__What to produce__
Return the complete listing that follows, with each line reproduced exactly.

__Entries provided__
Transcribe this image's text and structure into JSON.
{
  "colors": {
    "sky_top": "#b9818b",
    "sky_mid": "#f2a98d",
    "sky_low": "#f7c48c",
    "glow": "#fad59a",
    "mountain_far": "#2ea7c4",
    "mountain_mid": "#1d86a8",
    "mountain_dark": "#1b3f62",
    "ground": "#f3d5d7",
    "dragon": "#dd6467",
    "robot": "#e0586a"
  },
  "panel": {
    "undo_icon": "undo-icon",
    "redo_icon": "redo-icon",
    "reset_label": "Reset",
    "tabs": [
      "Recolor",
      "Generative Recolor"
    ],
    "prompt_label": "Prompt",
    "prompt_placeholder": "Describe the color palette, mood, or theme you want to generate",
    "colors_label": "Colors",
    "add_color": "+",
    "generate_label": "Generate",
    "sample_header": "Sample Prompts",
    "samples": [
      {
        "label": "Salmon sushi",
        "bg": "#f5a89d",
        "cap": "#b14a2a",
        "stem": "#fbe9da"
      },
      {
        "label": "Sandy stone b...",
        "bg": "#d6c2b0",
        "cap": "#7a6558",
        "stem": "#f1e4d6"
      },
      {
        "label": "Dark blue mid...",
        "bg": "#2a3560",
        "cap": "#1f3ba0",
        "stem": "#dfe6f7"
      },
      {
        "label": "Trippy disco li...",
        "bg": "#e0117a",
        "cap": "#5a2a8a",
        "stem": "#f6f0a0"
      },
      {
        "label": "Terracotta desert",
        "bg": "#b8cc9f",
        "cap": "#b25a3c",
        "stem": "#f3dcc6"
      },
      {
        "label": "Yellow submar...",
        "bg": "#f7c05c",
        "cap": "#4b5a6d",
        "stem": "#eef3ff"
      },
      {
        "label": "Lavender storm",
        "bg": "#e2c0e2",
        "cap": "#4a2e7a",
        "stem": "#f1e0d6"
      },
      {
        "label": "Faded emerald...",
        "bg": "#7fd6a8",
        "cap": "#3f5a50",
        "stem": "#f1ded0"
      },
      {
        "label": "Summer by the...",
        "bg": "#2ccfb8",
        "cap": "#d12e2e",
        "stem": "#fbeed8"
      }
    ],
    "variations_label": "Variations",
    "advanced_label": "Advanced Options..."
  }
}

__Exercise solution__
Transcribe this image's text and structure into JSON.
{
  "colors": {
    "sky_top": "#b9818b",
    "sky_mid": "#f2a98d",
    "sky_low": "#f7c48c",
    "glow": "#fad59a",
    "mountain_far": "#2ea7c4",
    "mountain_mid": "#1d86a8",
    "mountain_dark": "#1b3f62",
    "ground": "#f3d5d7",
    "dragon": "#dd6467",
    "robot": "#e0586a"
  },
  "panel": {
    "undo_icon": "undo-icon",
    "redo_icon": "redo-icon",
    "reset_label": "Reset",
    "tabs": [
      "Recolor",
      "Generative Recolor"
    ],
    "prompt_label": "Prompt",
    "prompt_placeholder": "Describe the color palette, mood, or theme you want to generate",
    "colors_label": "Colors",
    "add_color": "+",
    "generate_label": "Generate",
    "sample_header": "Sample Prompts",
    "samples": [
      {
        "label": "Salmon sushi",
        "bg": "#f5a89d",
        "cap": "#b14a2a",
        "stem": "#fbe9da"
      },
      {
        "label": "Sandy stone b...",
        "bg": "#d6c2b0",
        "cap": "#7a6558",
        "stem": "#f1e4d6"
      },
      {
        "label": "Dark blue mid...",
        "bg": "#2a3560",
        "cap": "#1f3ba0",
        "stem": "#dfe6f7"
      },
      {
        "label": "Trippy disco li...",
        "bg": "#e0117a",
        "cap": "#5a2a8a",
        "stem": "#f6f0a0"
      },
      {
        "label": "Terracotta desert",
        "bg": "#b8cc9f",
        "cap": "#b25a3c",
        "stem": "#f3dcc6"
      },
      {
        "label": "Yellow submar...",
        "bg": "#f7c05c",
        "cap": "#4b5a6d",
        "stem": "#eef3ff"
      },
      {
        "label": "Lavender storm",
        "bg": "#e2c0e2",
        "cap": "#4a2e7a",
        "stem": "#f1e0d6"
      },
      {
        "label": "Faded emerald...",
        "bg": "#7fd6a8",
        "cap": "#3f5a50",
        "stem": "#f1ded0"
      },
      {
        "label": "Summer by the...",
        "bg": "#2ccfb8",
        "cap": "#d12e2e",
        "stem": "#fbeed8"
      }
    ],
    "variations_label": "Variations",
    "advanced_label": "Advanced Options..."
  }
}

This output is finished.